▸ **Stated problem**: All records are to be retyped faithfully and completely.

▸ **Extracted entries**:
::::::::::

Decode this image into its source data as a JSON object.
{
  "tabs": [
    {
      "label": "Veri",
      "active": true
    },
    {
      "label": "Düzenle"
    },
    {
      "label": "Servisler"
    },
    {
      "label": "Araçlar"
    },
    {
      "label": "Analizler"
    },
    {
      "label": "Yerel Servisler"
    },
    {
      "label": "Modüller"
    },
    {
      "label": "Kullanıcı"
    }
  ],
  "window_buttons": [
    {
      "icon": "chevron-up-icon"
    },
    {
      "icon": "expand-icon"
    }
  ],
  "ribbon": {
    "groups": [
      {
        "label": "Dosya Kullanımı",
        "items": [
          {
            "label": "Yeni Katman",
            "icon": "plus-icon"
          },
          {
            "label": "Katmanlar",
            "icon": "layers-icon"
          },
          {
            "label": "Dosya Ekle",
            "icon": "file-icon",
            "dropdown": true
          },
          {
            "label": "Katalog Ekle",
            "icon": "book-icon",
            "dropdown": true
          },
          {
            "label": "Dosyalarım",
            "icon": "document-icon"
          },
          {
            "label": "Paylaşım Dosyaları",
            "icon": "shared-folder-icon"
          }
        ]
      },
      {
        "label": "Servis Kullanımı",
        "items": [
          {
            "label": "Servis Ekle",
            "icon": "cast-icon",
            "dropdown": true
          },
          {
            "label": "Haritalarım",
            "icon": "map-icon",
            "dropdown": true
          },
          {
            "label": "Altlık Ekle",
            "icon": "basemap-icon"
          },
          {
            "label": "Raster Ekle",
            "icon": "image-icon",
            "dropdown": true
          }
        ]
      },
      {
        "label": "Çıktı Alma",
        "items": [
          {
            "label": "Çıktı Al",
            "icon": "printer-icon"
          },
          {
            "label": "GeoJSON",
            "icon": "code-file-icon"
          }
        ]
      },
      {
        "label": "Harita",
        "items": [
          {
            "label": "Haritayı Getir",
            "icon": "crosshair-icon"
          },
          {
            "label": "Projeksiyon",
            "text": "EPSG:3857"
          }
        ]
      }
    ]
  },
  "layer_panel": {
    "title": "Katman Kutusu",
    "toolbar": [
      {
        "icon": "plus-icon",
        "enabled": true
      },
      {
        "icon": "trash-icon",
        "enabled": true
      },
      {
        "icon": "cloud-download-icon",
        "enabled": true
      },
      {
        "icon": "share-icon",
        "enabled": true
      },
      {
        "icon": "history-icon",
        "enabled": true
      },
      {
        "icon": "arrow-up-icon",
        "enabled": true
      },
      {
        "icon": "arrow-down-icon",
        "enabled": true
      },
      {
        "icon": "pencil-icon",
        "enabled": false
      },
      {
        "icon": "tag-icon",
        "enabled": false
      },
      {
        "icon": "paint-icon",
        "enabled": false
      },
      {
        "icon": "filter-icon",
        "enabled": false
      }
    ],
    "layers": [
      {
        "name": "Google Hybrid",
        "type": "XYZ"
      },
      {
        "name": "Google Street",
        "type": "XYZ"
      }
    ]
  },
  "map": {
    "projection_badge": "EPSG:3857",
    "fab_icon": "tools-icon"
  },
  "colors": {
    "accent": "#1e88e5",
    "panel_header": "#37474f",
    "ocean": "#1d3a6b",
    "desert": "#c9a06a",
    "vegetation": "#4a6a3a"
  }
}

::::::::::

▸ **Reply to the task**:
Decode this image into its source data as a JSON object.
{
  "tabs": [
    {
      "label": "Veri",
      "active": true
    },
    {
      "label": "Düzenle"
    },
    {
      "label": "Servisler"
    },
    {
      "label": "Araçlar"
    },
    {
      "label": "Analizler"
    },
    {
      "label": "Yerel Servisler"
    },
    {
      "label": "Modüller"
    },
    {
      "label": "Kullanıcı"
    }
  ],
  "window_buttons": [
    {
      "icon": "chevron-up-icon"
    },
    {
      "icon": "expand-icon"
    }
  ],
  "ribbon": {
    "groups": [
      {
        "label": "Dosya Kullanımı",
        "items": [
          {
            "label": "Yeni Katman",
            "icon": "plus-icon"
          },
          {
            "label": "Katmanlar",
            "icon": "layers-icon"
          },
          {
            "label": "Dosya Ekle",
            "icon": "file-icon",
            "dropdown": true
          },
          {
            "label": "Katalog Ekle",
            "icon": "book-icon",
            "dropdown": true
          },
          {
            "label": "Dosyalarım",
            "icon": "document-icon"
          },
          {
            "label": "Paylaşım Dosyaları",
            "icon": "shared-folder-icon"
          }
        ]
      },
      {
        "label": "Servis Kullanımı",
        "items": [
          {
            "label": "Servis Ekle",
            "icon": "cast-icon",
            "dropdown": true
          },
          {
            "label": "Haritalarım",
            "icon": "map-icon",
            "dropdown": true
          },
          {
            "label": "Altlık Ekle",
            "icon": "basemap-icon"
          },
          {
            "label": "Raster Ekle",
            "icon": "image-icon",
            "dropdown": true
          }
        ]
      },
      {
        "label": "Çıktı Alma",
        "items": [
          {
            "label": "Çıktı Al",
            "icon": "printer-icon"
          },
          {
            "label": "GeoJSON",
            "icon": "code-file-icon"
          }
        ]
      },
      {
        "label": "Harita",
        "items": [
          {
            "label": "Haritayı Getir",
            "icon": "crosshair-icon"
          },
          {
            "label": "Projeksiyon",
            "text": "EPSG:3857"
          }
        ]
      }
    ]
  },
  "layer_panel": {
    "title": "Katman Kutusu",
    "toolbar": [
      {
        "icon": "plus-icon",
        "enabled": true
      },
      {
        "icon": "trash-icon",
        "enabled": true
      },
      {
        "icon": "cloud-download-icon",
        "enabled": true
      },
      {
        "icon": "share-icon",
        "enabled": true
      },
      {
        "icon": "history-icon",
        "enabled": true
      },
      {
        "icon": "arrow-up-icon",
        "enabled": true
      },
      {
        "icon": "arrow-down-icon",
        "enabled": true
      },
      {
        "icon": "pencil-icon",
        "enabled": false
      },
      {
        "icon": "tag-icon",
        "enabled": false
      },
      {
        "icon": "paint-icon",
        "enabled": false
      },
      {
        "icon": "filter-icon",
        "enabled": false
      }
    ],
    "layers": [
      {
        "name": "Google Hybrid",
        "type": "XYZ"
      },
      {
        "name": "Google Street",
        "type": "XYZ"
      }
    ]
  },
  "map": {
    "projection_badge": "EPSG:3857",
    "fab_icon": "tools-icon"
  },
  "colors": {
    "accent": "#1e88e5",
    "panel_header": "#37474f",
    "ocean": "#1d3a6b",
    "desert": "#c9a06a",
    "vegetation": "#4a6a3a"
  }
}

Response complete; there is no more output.